__BRIEF__. Your response must be made up of each line in the data below that contains the string "Main".

--- --- ---

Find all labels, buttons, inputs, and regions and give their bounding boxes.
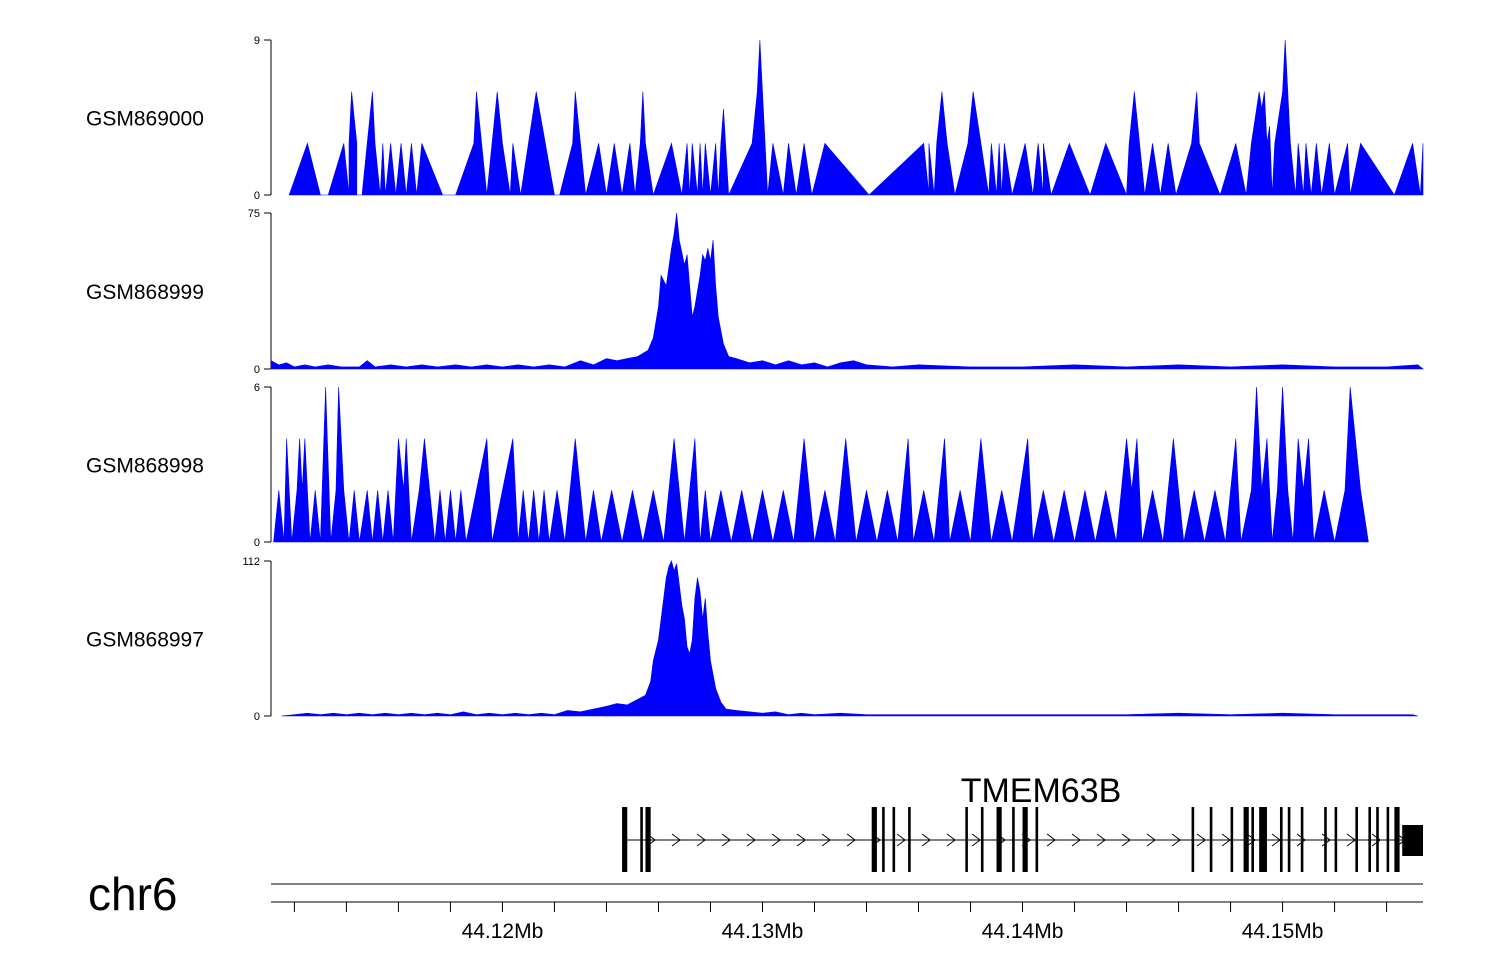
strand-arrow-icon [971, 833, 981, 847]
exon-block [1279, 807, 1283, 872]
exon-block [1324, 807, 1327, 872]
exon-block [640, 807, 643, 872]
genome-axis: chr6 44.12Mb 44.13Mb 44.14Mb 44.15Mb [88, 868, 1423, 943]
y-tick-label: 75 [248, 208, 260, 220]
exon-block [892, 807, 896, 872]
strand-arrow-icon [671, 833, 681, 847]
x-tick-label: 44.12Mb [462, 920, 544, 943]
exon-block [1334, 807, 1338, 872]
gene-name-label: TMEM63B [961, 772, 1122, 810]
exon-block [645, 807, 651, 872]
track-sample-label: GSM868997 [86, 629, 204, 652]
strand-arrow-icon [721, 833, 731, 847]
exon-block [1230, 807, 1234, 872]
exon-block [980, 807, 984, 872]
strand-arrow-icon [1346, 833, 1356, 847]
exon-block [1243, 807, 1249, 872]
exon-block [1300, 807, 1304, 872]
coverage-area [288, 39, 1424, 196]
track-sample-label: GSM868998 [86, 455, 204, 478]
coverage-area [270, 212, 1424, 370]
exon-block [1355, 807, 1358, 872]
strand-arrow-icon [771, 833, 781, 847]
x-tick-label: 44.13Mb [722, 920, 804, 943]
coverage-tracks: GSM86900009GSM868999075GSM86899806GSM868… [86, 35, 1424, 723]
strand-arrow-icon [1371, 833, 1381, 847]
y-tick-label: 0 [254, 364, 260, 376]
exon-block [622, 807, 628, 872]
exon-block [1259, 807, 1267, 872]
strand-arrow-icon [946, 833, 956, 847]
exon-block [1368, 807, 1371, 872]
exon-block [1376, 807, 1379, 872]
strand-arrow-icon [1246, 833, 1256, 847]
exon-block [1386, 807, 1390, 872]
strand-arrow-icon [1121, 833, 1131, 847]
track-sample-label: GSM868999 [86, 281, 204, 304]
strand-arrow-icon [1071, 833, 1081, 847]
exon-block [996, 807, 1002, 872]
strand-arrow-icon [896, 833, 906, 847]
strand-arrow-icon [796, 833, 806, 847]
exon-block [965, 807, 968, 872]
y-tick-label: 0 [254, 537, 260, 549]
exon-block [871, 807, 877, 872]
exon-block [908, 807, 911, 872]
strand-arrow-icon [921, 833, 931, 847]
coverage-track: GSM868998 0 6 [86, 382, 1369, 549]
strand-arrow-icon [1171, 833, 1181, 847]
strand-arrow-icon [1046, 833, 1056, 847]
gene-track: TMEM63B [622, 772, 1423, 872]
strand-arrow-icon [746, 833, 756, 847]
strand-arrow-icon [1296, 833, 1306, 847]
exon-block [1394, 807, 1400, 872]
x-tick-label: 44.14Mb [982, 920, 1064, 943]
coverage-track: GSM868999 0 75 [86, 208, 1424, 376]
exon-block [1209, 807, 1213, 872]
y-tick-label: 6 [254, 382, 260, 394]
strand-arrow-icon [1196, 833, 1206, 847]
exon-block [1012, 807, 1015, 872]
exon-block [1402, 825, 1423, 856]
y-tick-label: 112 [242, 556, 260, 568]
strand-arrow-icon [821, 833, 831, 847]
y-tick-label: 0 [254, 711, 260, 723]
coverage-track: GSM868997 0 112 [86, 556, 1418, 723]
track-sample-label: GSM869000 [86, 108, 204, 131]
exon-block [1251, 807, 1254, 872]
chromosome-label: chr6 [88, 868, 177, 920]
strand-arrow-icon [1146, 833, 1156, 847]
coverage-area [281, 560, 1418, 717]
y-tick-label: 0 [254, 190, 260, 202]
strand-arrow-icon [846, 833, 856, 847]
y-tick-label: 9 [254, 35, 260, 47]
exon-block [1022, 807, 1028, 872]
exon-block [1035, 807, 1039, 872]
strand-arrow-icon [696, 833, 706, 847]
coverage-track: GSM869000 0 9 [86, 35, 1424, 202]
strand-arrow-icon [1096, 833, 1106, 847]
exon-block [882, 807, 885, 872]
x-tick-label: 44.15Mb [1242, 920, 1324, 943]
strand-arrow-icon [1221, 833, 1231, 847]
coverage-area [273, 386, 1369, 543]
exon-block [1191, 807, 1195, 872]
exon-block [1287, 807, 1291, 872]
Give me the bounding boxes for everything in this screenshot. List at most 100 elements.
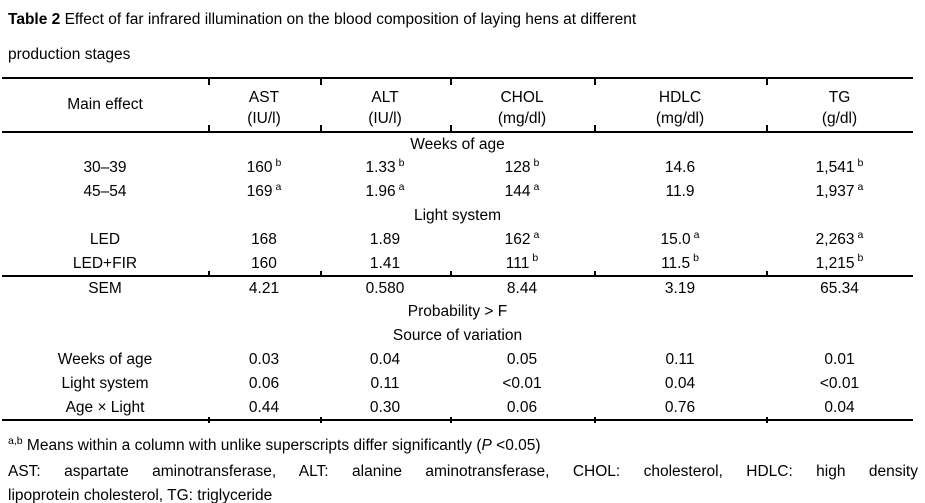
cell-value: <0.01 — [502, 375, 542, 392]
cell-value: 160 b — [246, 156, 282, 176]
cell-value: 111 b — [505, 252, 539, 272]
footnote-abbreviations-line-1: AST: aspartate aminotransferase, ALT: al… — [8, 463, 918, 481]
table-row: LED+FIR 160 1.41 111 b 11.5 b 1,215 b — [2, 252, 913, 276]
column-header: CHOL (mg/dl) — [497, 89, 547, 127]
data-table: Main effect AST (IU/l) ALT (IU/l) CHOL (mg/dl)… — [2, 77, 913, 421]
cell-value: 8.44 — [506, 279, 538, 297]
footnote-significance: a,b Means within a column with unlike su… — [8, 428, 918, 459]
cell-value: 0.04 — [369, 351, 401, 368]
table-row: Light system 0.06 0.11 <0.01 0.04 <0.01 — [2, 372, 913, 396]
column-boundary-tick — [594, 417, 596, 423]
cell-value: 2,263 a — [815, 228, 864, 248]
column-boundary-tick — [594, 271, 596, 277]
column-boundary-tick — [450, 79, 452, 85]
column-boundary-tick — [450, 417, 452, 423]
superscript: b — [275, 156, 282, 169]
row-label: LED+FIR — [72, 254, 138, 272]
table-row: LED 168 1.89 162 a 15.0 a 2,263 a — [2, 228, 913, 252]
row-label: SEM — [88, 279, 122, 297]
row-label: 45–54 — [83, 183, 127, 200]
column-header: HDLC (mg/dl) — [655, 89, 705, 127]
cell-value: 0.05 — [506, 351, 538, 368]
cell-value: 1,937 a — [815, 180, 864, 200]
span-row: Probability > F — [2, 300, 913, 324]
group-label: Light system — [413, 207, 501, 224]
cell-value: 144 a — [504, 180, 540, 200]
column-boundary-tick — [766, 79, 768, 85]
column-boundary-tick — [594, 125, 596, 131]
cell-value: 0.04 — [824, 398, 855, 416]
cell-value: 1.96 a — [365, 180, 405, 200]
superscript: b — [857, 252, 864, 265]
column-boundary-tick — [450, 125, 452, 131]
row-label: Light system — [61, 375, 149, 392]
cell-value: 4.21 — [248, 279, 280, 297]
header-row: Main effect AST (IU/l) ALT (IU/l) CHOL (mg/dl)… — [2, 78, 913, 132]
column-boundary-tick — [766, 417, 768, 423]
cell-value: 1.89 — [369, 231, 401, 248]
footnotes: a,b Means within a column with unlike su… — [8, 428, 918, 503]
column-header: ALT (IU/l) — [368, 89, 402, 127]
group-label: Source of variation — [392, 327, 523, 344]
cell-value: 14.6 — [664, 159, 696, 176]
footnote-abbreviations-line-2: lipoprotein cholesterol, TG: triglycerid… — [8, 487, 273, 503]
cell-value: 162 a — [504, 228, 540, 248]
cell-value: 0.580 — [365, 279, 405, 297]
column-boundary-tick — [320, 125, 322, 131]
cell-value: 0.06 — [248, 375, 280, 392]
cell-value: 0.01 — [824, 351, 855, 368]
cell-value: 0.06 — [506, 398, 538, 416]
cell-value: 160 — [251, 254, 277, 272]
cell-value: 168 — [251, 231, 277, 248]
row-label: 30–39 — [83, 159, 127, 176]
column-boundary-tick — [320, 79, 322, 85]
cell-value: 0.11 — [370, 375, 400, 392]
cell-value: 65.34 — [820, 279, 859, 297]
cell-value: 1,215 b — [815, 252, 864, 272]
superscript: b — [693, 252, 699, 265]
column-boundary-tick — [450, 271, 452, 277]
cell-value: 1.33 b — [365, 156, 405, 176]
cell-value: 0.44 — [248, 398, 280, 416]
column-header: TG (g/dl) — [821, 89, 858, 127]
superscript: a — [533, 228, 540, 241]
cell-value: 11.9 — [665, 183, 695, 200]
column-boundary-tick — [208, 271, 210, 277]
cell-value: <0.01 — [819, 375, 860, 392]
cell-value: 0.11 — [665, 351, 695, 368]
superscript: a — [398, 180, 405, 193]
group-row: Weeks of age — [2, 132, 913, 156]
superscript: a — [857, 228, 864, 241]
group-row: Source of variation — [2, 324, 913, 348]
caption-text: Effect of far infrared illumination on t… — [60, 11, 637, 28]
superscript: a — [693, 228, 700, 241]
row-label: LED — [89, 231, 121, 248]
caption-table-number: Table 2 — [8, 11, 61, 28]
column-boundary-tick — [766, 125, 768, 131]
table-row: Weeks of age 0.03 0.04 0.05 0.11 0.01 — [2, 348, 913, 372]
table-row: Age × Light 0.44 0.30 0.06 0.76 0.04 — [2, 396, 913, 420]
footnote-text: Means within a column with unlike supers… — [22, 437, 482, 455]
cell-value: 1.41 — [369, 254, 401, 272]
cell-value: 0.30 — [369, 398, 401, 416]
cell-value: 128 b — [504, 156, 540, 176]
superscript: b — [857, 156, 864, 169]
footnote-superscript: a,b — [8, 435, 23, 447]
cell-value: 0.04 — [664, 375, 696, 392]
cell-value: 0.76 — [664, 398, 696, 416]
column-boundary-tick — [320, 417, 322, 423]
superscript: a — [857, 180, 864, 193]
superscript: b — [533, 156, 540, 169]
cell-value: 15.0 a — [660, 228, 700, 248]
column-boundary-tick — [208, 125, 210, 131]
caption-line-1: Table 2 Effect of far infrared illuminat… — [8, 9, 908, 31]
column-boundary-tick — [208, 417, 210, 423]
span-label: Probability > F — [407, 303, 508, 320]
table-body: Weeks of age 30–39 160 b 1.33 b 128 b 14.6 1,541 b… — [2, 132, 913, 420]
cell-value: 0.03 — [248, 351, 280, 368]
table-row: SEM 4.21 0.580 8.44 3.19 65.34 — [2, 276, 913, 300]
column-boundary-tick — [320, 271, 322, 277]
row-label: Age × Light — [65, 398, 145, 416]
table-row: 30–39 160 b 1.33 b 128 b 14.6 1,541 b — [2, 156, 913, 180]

--- --- ---

__ANSWER BOX__.
data-table: Main effect AST (IU/l) ALT (IU/l) CHOL (mg/dl)… — [2, 77, 913, 421]
header-row: Main effect AST (IU/l) ALT (IU/l) CHOL (mg/dl)… — [2, 78, 913, 132]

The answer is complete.